Return the whole listing, line for line, without the pictures in it.

Collected data
====
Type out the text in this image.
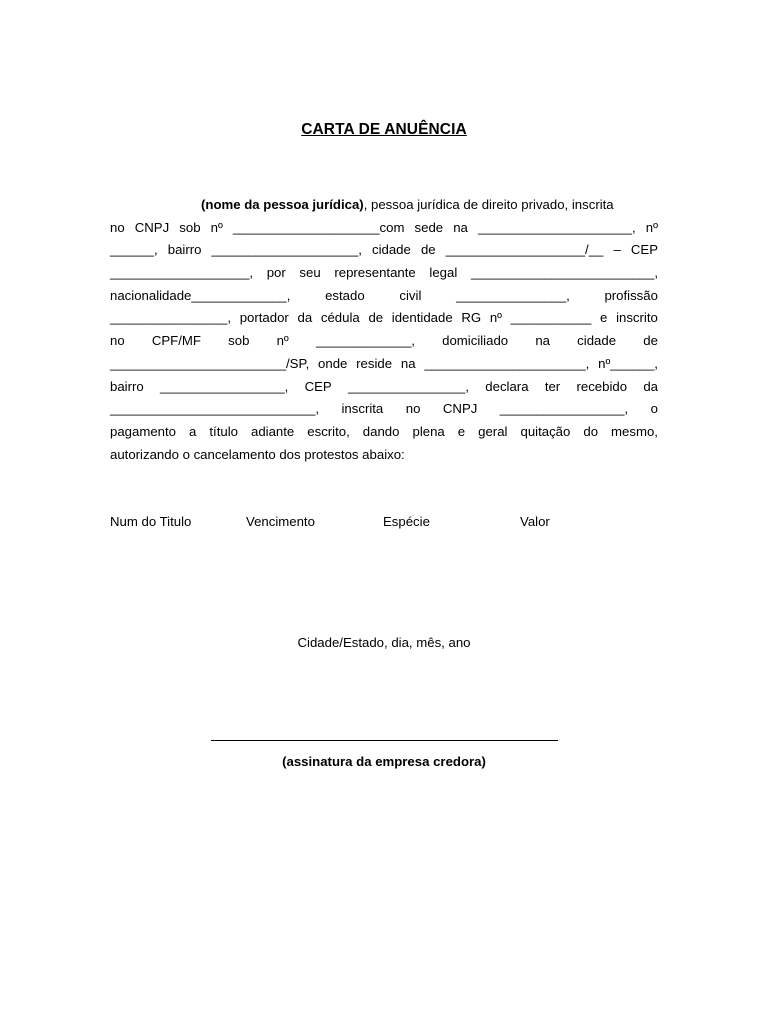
CARTA DE ANUÊNCIA
(nome da pessoa jurídica) , pessoa jurídica de direito privado, inscrita
no CNPJ sob nº ____________________com sede na _____________________, nº
______, bairro ____________________, cidade de ___________________/__ – CEP
___________________, por seu representante legal _________________________,
nacionalidade_____________,	estado	civil	_______________,	profissão
________________, portador da cédula de identidade RG nº ___________ e inscrito
no CPF/MF sob nº _____________, domiciliado na cidade de
________________________/SP, onde reside na ______________________, nº______,
bairro _________________, CEP ________________, declara ter recebido da
____________________________, inscrita no CNPJ _________________, o
pagamento a título adiante escrito, dando plena e geral quitação do mesmo,
autorizando o cancelamento dos protestos abaixo:
Num do Titulo	Vencimento	Espécie	Valor
Cidade/Estado, dia, mês, ano
(assinatura da empresa credora)
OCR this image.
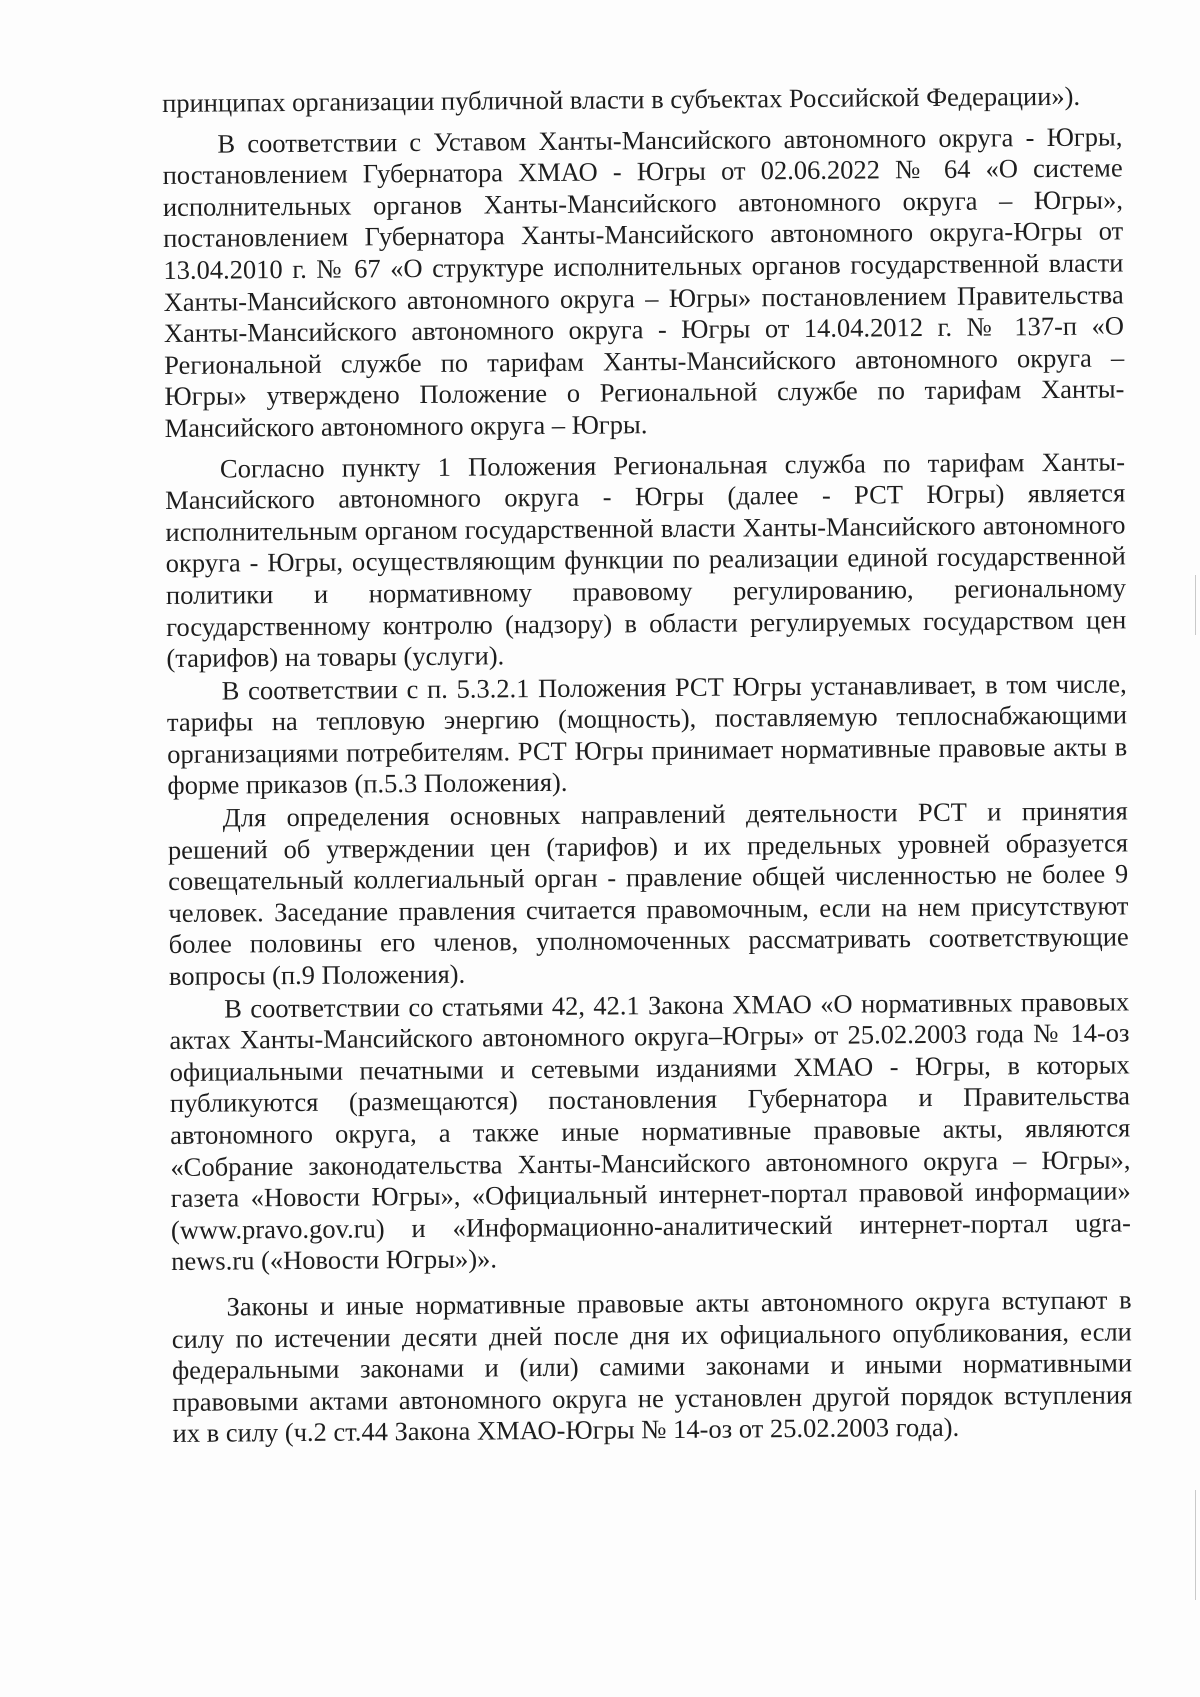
принципах организации публичной власти в субъектах Российской Федерации»).

В соответствии с Уставом Ханты-Мансийского автономного округа - Югры, постановлением Губернатора ХМАО - Югры от 02.06.2022 № 64 «О системе исполнительных органов Ханты-Мансийского автономного округа – Югры», постановлением Губернатора Ханты-Мансийского автономного округа-Югры от 13.04.2010 г. № 67 «О структуре исполнительных органов государственной власти Ханты-Мансийского автономного округа – Югры» постановлением Правительства Ханты-Мансийского автономного округа - Югры от 14.04.2012 г. № 137-п «О Региональной службе по тарифам Ханты-Мансийского автономного округа – Югры» утверждено Положение о Региональной службе по тарифам Ханты-Мансийского автономного округа – Югры.

Согласно пункту 1 Положения Региональная служба по тарифам Ханты-Мансийского автономного округа - Югры (далее - РСТ Югры) является исполнительным органом государственной власти Ханты-Мансийского автономного округа - Югры, осуществляющим функции по реализации единой государственной политики и нормативному правовому регулированию, региональному государственному контролю (надзору) в области регулируемых государством цен (тарифов) на товары (услуги).

В соответствии с п. 5.3.2.1 Положения РСТ Югры устанавливает, в том числе, тарифы на тепловую энергию (мощность), поставляемую теплоснабжающими организациями потребителям. РСТ Югры принимает нормативные правовые акты в форме приказов (п.5.3 Положения).

Для определения основных направлений деятельности РСТ и принятия решений об утверждении цен (тарифов) и их предельных уровней образуется совещательный коллегиальный орган - правление общей численностью не более 9 человек. Заседание правления считается правомочным, если на нем присутствуют более половины его членов, уполномоченных рассматривать соответствующие вопросы (п.9 Положения).

В соответствии со статьями 42, 42.1 Закона ХМАО «О нормативных правовых актах Ханты-Мансийского автономного округа–Югры» от 25.02.2003 года № 14-оз официальными печатными и сетевыми изданиями ХМАО - Югры, в которых публикуются (размещаются) постановления Губернатора и Правительства автономного округа, а также иные нормативные правовые акты, являются «Собрание законодательства Ханты-Мансийского автономного округа – Югры», газета «Новости Югры», «Официальный интернет-портал правовой информации» (www.pravo.gov.ru) и «Информационно-аналитический интернет-портал ugra-news.ru («Новости Югры»)».

Законы и иные нормативные правовые акты автономного округа вступают в силу по истечении десяти дней после дня их официального опубликования, если федеральными законами и (или) самими законами и иными нормативными правовыми актами автономного округа не установлен другой порядок вступления их в силу (ч.2 ст.44 Закона ХМАО-Югры № 14-оз от 25.02.2003 года).
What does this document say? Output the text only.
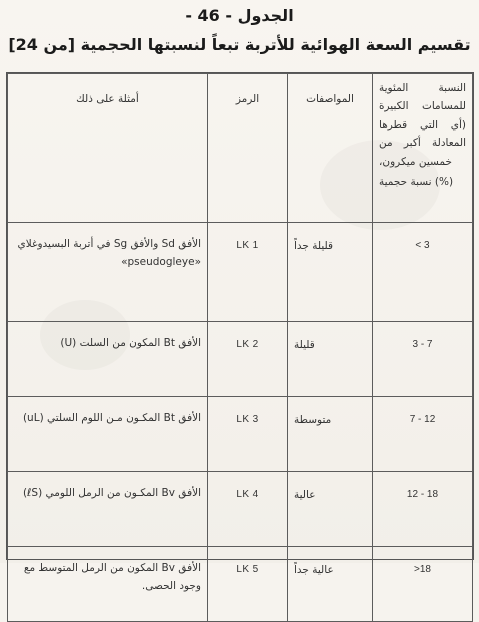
الجدول - 46 -
تقسيم السعة الهوائية للأتربة تبعاً لنسبتها الحجمية [من 24]
النسبة المئوية للمسامات الكبيرة (أي التي قطرها المعادلة أكبر من خمسين ميكرون،
(%) نسبة حجمية	المواصفات	الرمز	أمثلة على ذلك
< 3	قليلة جداً	LK 1	الأفق Sd والأفق Sg في أتربة البسيدوغلاي «pseudogleye»
3 - 7	قليلة	LK 2	الأفق Bt المكون من السلت (U)
7 - 12	متوسطة	LK 3	الأفق Bt المكـون مـن اللوم السلتي (uL)
12 - 18	عالية	LK 4	الأفق Bv المكـون من الرمل اللومي (ℓS)
>18	عالية جداً	LK 5	الأفق Bv المكون من الرمل المتوسط مع وجود الحصى.
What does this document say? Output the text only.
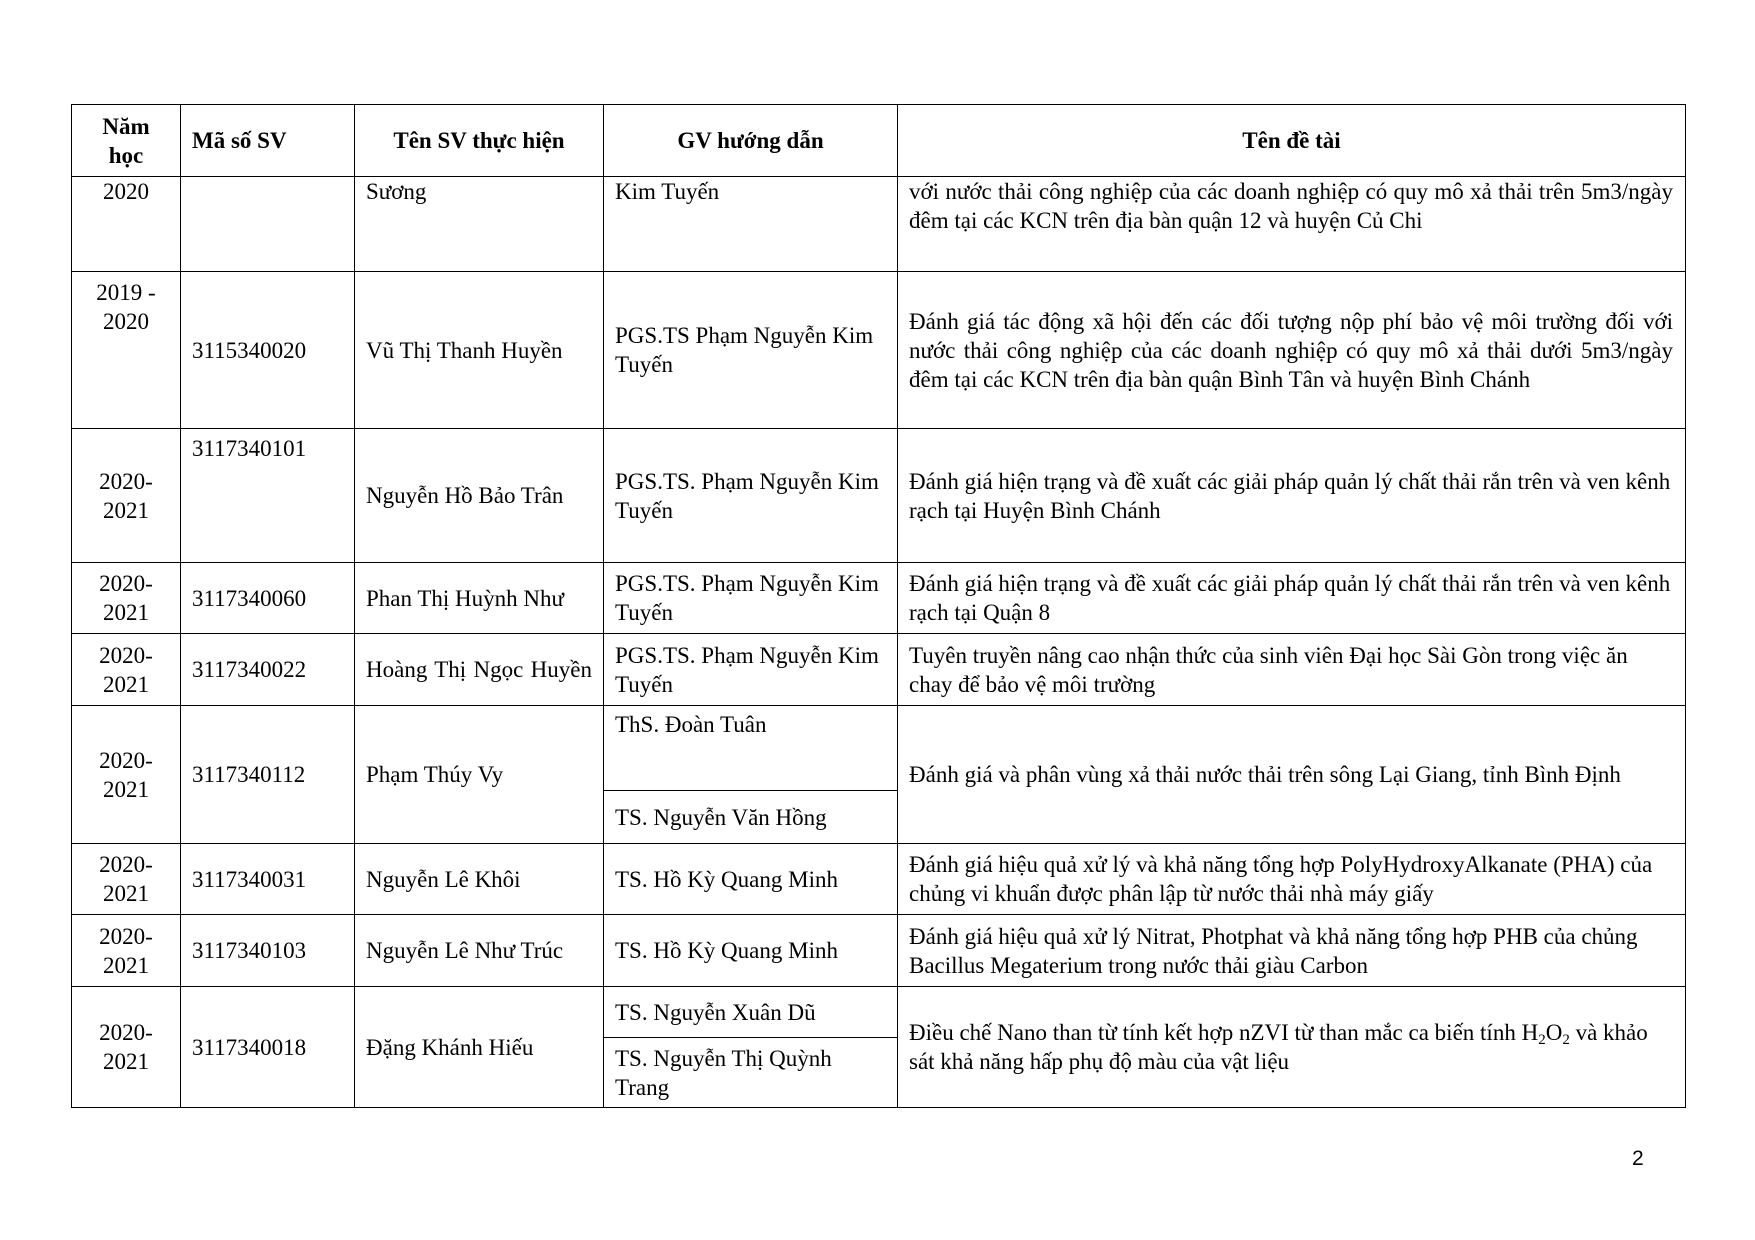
Năm học	Mã số SV	Tên SV thực hiện	GV hướng dẫn	Tên đề tài
2020		Sương	Kim Tuyến	với nước thải công nghiệp của các doanh nghiệp có quy mô xả thải trên 5m3/ngày đêm tại các KCN trên địa bàn quận 12 và huyện Củ Chi
2019 - 2020	3115340020	Vũ Thị Thanh Huyền	PGS.TS Phạm Nguyễn Kim Tuyến	Đánh giá tác động xã hội đến các đối tượng nộp phí bảo vệ môi trường đối với nước thải công nghiệp của các doanh nghiệp có quy mô xả thải dưới 5m3/ngày đêm tại các KCN trên địa bàn quận Bình Tân và huyện Bình Chánh
2020-2021	3117340101	Nguyễn Hồ Bảo Trân	PGS.TS. Phạm Nguyễn Kim Tuyến	Đánh giá hiện trạng và đề xuất các giải pháp quản lý chất thải rắn trên và ven kênh rạch tại Huyện Bình Chánh
2020-2021	3117340060	Phan Thị Huỳnh Như	PGS.TS. Phạm Nguyễn Kim Tuyến	Đánh giá hiện trạng và đề xuất các giải pháp quản lý chất thải rắn trên và ven kênh rạch tại Quận 8
2020-2021	3117340022	Hoàng Thị Ngọc Huyền	PGS.TS. Phạm Nguyễn Kim Tuyến	Tuyên truyền nâng cao nhận thức của sinh viên Đại học Sài Gòn trong việc ăn chay để bảo vệ môi trường
2020-2021	3117340112	Phạm Thúy Vy	ThS. Đoàn Tuân	Đánh giá và phân vùng xả thải nước thải trên sông Lại Giang, tỉnh Bình Định
			TS. Nguyễn Văn Hồng	
2020-2021	3117340031	Nguyễn Lê Khôi	TS. Hồ Kỳ Quang Minh	Đánh giá hiệu quả xử lý và khả năng tổng hợp PolyHydroxyAlkanate (PHA) của chủng vi khuẩn được phân lập từ nước thải nhà máy giấy
2020-2021	3117340103	Nguyễn Lê Như Trúc	TS. Hồ Kỳ Quang Minh	Đánh giá hiệu quả xử lý Nitrat, Photphat và khả năng tổng hợp PHB của chủng Bacillus Megaterium trong nước thải giàu Carbon
2020-2021	3117340018	Đặng Khánh Hiếu	TS. Nguyễn Xuân Dũ	Điều chế Nano than từ tính kết hợp nZVI từ than mắc ca biến tính $H_2O_2$ và khảo sát khả năng hấp phụ độ màu của vật liệu
			TS. Nguyễn Thị Quỳnh Trang	
2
====
* Full response *
Type out the text in this image.
CARTA DE ANUÊNCIA
(nome da pessoa jurídica) , pessoa jurídica de direito privado, inscrita
no CNPJ sob nº ____________________com sede na _____________________, nº
______, bairro ____________________, cidade de ___________________/__ – CEP
___________________, por seu representante legal _________________________,
nacionalidade_____________,	estado	civil	_______________,	profissão
________________, portador da cédula de identidade RG nº ___________ e inscrito
no CPF/MF sob nº _____________, domiciliado na cidade de
________________________/SP, onde reside na ______________________, nº______,
bairro _________________, CEP ________________, declara ter recebido da
____________________________, inscrita no CNPJ _________________, o
pagamento a título adiante escrito, dando plena e geral quitação do mesmo,
autorizando o cancelamento dos protestos abaixo:
Num do Titulo	Vencimento	Espécie	Valor
Cidade/Estado, dia, mês, ano
(assinatura da empresa credora)
OCR this image.
принципах организации публичной власти в субъектах Российской Федерации»).

В соответствии с Уставом Ханты-Мансийского автономного округа - Югры, постановлением Губернатора ХМАО - Югры от 02.06.2022 № 64 «О системе исполнительных органов Ханты-Мансийского автономного округа – Югры», постановлением Губернатора Ханты-Мансийского автономного округа-Югры от 13.04.2010 г. № 67 «О структуре исполнительных органов государственной власти Ханты-Мансийского автономного округа – Югры» постановлением Правительства Ханты-Мансийского автономного округа - Югры от 14.04.2012 г. № 137-п «О Региональной службе по тарифам Ханты-Мансийского автономного округа – Югры» утверждено Положение о Региональной службе по тарифам Ханты-Мансийского автономного округа – Югры.

Согласно пункту 1 Положения Региональная служба по тарифам Ханты-Мансийского автономного округа - Югры (далее - РСТ Югры) является исполнительным органом государственной власти Ханты-Мансийского автономного округа - Югры, осуществляющим функции по реализации единой государственной политики и нормативному правовому регулированию, региональному государственному контролю (надзору) в области регулируемых государством цен (тарифов) на товары (услуги).

В соответствии с п. 5.3.2.1 Положения РСТ Югры устанавливает, в том числе, тарифы на тепловую энергию (мощность), поставляемую теплоснабжающими организациями потребителям. РСТ Югры принимает нормативные правовые акты в форме приказов (п.5.3 Положения).

Для определения основных направлений деятельности РСТ и принятия решений об утверждении цен (тарифов) и их предельных уровней образуется совещательный коллегиальный орган - правление общей численностью не более 9 человек. Заседание правления считается правомочным, если на нем присутствуют более половины его членов, уполномоченных рассматривать соответствующие вопросы (п.9 Положения).

В соответствии со статьями 42, 42.1 Закона ХМАО «О нормативных правовых актах Ханты-Мансийского автономного округа–Югры» от 25.02.2003 года № 14-оз официальными печатными и сетевыми изданиями ХМАО - Югры, в которых публикуются (размещаются) постановления Губернатора и Правительства автономного округа, а также иные нормативные правовые акты, являются «Собрание законодательства Ханты-Мансийского автономного округа – Югры», газета «Новости Югры», «Официальный интернет-портал правовой информации» (www.pravo.gov.ru) и «Информационно-аналитический интернет-портал ugra-news.ru («Новости Югры»)».

Законы и иные нормативные правовые акты автономного округа вступают в силу по истечении десяти дней после дня их официального опубликования, если федеральными законами и (или) самими законами и иными нормативными правовыми актами автономного округа не установлен другой порядок вступления их в силу (ч.2 ст.44 Закона ХМАО-Югры № 14-оз от 25.02.2003 года).
What does this document say? Output the text only.
الجدول - 46 -
تقسيم السعة الهوائية للأتربة تبعاً لنسبتها الحجمية [من 24]
النسبة المئوية للمسامات الكبيرة (أي التي قطرها المعادلة أكبر من خمسين ميكرون،
(%) نسبة حجمية	المواصفات	الرمز	أمثلة على ذلك
< 3	قليلة جداً	LK 1	الأفق Sd والأفق Sg في أتربة البسيدوغلاي «pseudogleye»
3 - 7	قليلة	LK 2	الأفق Bt المكون من السلت (U)
7 - 12	متوسطة	LK 3	الأفق Bt المكـون مـن اللوم السلتي (uL)
12 - 18	عالية	LK 4	الأفق Bv المكـون من الرمل اللومي (ℓS)
>18	عالية جداً	LK 5	الأفق Bv المكون من الرمل المتوسط مع وجود الحصى.
What does this document say? Output the text only.
Năm học	Mã số SV	Tên SV thực hiện	GV hướng dẫn	Tên đề tài
2020		Sương	Kim Tuyến	với nước thải công nghiệp của các doanh nghiệp có quy mô xả thải trên 5m3/ngày đêm tại các KCN trên địa bàn quận 12 và huyện Củ Chi
2019 - 2020	3115340020	Vũ Thị Thanh Huyền	PGS.TS Phạm Nguyễn Kim Tuyến	Đánh giá tác động xã hội đến các đối tượng nộp phí bảo vệ môi trường đối với nước thải công nghiệp của các doanh nghiệp có quy mô xả thải dưới 5m3/ngày đêm tại các KCN trên địa bàn quận Bình Tân và huyện Bình Chánh
2020-2021	3117340101	Nguyễn Hồ Bảo Trân	PGS.TS. Phạm Nguyễn Kim Tuyến	Đánh giá hiện trạng và đề xuất các giải pháp quản lý chất thải rắn trên và ven kênh rạch tại Huyện Bình Chánh
2020-2021	3117340060	Phan Thị Huỳnh Như	PGS.TS. Phạm Nguyễn Kim Tuyến	Đánh giá hiện trạng và đề xuất các giải pháp quản lý chất thải rắn trên và ven kênh rạch tại Quận 8
2020-2021	3117340022	Hoàng Thị Ngọc Huyền	PGS.TS. Phạm Nguyễn Kim Tuyến	Tuyên truyền nâng cao nhận thức của sinh viên Đại học Sài Gòn trong việc ăn chay để bảo vệ môi trường
2020-2021	3117340112	Phạm Thúy Vy	ThS. Đoàn Tuân	Đánh giá và phân vùng xả thải nước thải trên sông Lại Giang, tỉnh Bình Định
			TS. Nguyễn Văn Hồng	
2020-2021	3117340031	Nguyễn Lê Khôi	TS. Hồ Kỳ Quang Minh	Đánh giá hiệu quả xử lý và khả năng tổng hợp PolyHydroxyAlkanate (PHA) của chủng vi khuẩn được phân lập từ nước thải nhà máy giấy
2020-2021	3117340103	Nguyễn Lê Như Trúc	TS. Hồ Kỳ Quang Minh	Đánh giá hiệu quả xử lý Nitrat, Photphat và khả năng tổng hợp PHB của chủng Bacillus Megaterium trong nước thải giàu Carbon
2020-2021	3117340018	Đặng Khánh Hiếu	TS. Nguyễn Xuân Dũ	Điều chế Nano than từ tính kết hợp nZVI từ than mắc ca biến tính $H_2O_2$ và khảo sát khả năng hấp phụ độ màu của vật liệu
			TS. Nguyễn Thị Quỳnh Trang	
2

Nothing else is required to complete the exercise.